Data provided:

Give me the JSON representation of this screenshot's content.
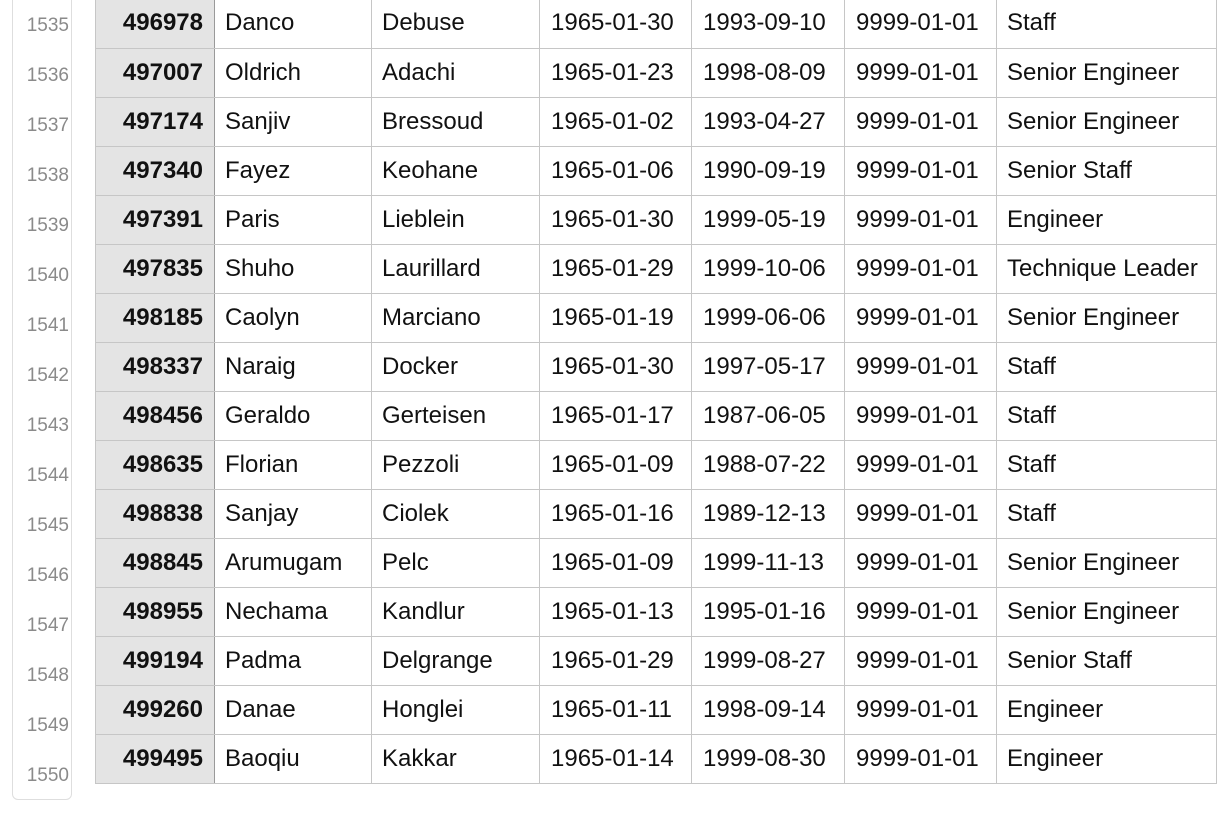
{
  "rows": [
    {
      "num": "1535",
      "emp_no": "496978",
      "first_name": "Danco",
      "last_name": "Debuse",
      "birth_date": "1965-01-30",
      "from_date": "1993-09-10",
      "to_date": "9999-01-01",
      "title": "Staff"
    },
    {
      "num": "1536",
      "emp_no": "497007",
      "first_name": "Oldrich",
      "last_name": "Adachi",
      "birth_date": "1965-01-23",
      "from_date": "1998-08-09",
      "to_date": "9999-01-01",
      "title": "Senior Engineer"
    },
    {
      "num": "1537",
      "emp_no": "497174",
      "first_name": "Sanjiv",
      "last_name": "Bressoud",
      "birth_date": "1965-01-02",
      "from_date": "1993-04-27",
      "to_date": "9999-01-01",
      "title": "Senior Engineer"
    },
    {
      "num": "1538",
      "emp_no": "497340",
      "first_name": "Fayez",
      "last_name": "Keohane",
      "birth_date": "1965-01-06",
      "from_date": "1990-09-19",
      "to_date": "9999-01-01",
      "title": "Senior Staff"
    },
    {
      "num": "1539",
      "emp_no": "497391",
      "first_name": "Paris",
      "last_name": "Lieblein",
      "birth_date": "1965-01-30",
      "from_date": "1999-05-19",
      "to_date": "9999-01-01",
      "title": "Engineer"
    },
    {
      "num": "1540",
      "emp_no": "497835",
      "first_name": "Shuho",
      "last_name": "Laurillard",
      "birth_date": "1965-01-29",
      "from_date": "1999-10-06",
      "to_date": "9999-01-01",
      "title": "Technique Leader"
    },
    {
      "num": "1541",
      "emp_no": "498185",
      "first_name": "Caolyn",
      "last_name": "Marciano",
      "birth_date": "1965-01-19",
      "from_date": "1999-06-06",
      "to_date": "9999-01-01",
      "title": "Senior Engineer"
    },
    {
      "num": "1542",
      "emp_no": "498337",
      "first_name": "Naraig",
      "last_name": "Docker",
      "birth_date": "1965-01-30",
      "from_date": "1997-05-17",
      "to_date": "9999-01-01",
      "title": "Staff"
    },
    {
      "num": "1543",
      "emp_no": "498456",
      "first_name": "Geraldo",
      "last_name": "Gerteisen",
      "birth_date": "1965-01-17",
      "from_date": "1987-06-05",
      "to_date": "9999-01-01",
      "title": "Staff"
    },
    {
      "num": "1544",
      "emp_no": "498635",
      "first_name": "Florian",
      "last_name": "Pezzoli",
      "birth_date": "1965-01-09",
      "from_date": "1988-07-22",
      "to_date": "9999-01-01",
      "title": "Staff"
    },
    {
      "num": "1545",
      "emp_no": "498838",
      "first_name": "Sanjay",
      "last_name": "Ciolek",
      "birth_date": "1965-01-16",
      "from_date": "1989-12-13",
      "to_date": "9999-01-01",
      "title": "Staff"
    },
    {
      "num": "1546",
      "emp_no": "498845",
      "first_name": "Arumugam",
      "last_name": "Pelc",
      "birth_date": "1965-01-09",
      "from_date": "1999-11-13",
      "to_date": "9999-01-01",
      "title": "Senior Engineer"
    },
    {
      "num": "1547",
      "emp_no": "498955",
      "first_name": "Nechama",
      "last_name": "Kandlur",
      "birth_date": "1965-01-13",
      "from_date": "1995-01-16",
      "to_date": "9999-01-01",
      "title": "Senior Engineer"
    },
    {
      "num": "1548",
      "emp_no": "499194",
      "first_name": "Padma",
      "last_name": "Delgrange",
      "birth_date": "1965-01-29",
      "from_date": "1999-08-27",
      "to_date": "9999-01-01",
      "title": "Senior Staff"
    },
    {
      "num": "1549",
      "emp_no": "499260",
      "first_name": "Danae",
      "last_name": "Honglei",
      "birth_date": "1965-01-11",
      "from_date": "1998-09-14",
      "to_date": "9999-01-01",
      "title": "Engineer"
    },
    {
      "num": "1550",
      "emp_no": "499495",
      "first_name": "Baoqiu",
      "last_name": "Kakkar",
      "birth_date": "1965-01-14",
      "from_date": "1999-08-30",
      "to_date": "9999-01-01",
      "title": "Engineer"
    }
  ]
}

Set task:
Copy the listing word for word, excluding its pictures.

Final answer:
Give me the JSON representation of this screenshot's content.
{
  "rows": [
    {
      "num": "1535",
      "emp_no": "496978",
      "first_name": "Danco",
      "last_name": "Debuse",
      "birth_date": "1965-01-30",
      "from_date": "1993-09-10",
      "to_date": "9999-01-01",
      "title": "Staff"
    },
    {
      "num": "1536",
      "emp_no": "497007",
      "first_name": "Oldrich",
      "last_name": "Adachi",
      "birth_date": "1965-01-23",
      "from_date": "1998-08-09",
      "to_date": "9999-01-01",
      "title": "Senior Engineer"
    },
    {
      "num": "1537",
      "emp_no": "497174",
      "first_name": "Sanjiv",
      "last_name": "Bressoud",
      "birth_date": "1965-01-02",
      "from_date": "1993-04-27",
      "to_date": "9999-01-01",
      "title": "Senior Engineer"
    },
    {
      "num": "1538",
      "emp_no": "497340",
      "first_name": "Fayez",
      "last_name": "Keohane",
      "birth_date": "1965-01-06",
      "from_date": "1990-09-19",
      "to_date": "9999-01-01",
      "title": "Senior Staff"
    },
    {
      "num": "1539",
      "emp_no": "497391",
      "first_name": "Paris",
      "last_name": "Lieblein",
      "birth_date": "1965-01-30",
      "from_date": "1999-05-19",
      "to_date": "9999-01-01",
      "title": "Engineer"
    },
    {
      "num": "1540",
      "emp_no": "497835",
      "first_name": "Shuho",
      "last_name": "Laurillard",
      "birth_date": "1965-01-29",
      "from_date": "1999-10-06",
      "to_date": "9999-01-01",
      "title": "Technique Leader"
    },
    {
      "num": "1541",
      "emp_no": "498185",
      "first_name": "Caolyn",
      "last_name": "Marciano",
      "birth_date": "1965-01-19",
      "from_date": "1999-06-06",
      "to_date": "9999-01-01",
      "title": "Senior Engineer"
    },
    {
      "num": "1542",
      "emp_no": "498337",
      "first_name": "Naraig",
      "last_name": "Docker",
      "birth_date": "1965-01-30",
      "from_date": "1997-05-17",
      "to_date": "9999-01-01",
      "title": "Staff"
    },
    {
      "num": "1543",
      "emp_no": "498456",
      "first_name": "Geraldo",
      "last_name": "Gerteisen",
      "birth_date": "1965-01-17",
      "from_date": "1987-06-05",
      "to_date": "9999-01-01",
      "title": "Staff"
    },
    {
      "num": "1544",
      "emp_no": "498635",
      "first_name": "Florian",
      "last_name": "Pezzoli",
      "birth_date": "1965-01-09",
      "from_date": "1988-07-22",
      "to_date": "9999-01-01",
      "title": "Staff"
    },
    {
      "num": "1545",
      "emp_no": "498838",
      "first_name": "Sanjay",
      "last_name": "Ciolek",
      "birth_date": "1965-01-16",
      "from_date": "1989-12-13",
      "to_date": "9999-01-01",
      "title": "Staff"
    },
    {
      "num": "1546",
      "emp_no": "498845",
      "first_name": "Arumugam",
      "last_name": "Pelc",
      "birth_date": "1965-01-09",
      "from_date": "1999-11-13",
      "to_date": "9999-01-01",
      "title": "Senior Engineer"
    },
    {
      "num": "1547",
      "emp_no": "498955",
      "first_name": "Nechama",
      "last_name": "Kandlur",
      "birth_date": "1965-01-13",
      "from_date": "1995-01-16",
      "to_date": "9999-01-01",
      "title": "Senior Engineer"
    },
    {
      "num": "1548",
      "emp_no": "499194",
      "first_name": "Padma",
      "last_name": "Delgrange",
      "birth_date": "1965-01-29",
      "from_date": "1999-08-27",
      "to_date": "9999-01-01",
      "title": "Senior Staff"
    },
    {
      "num": "1549",
      "emp_no": "499260",
      "first_name": "Danae",
      "last_name": "Honglei",
      "birth_date": "1965-01-11",
      "from_date": "1998-09-14",
      "to_date": "9999-01-01",
      "title": "Engineer"
    },
    {
      "num": "1550",
      "emp_no": "499495",
      "first_name": "Baoqiu",
      "last_name": "Kakkar",
      "birth_date": "1965-01-14",
      "from_date": "1999-08-30",
      "to_date": "9999-01-01",
      "title": "Engineer"
    }
  ]
}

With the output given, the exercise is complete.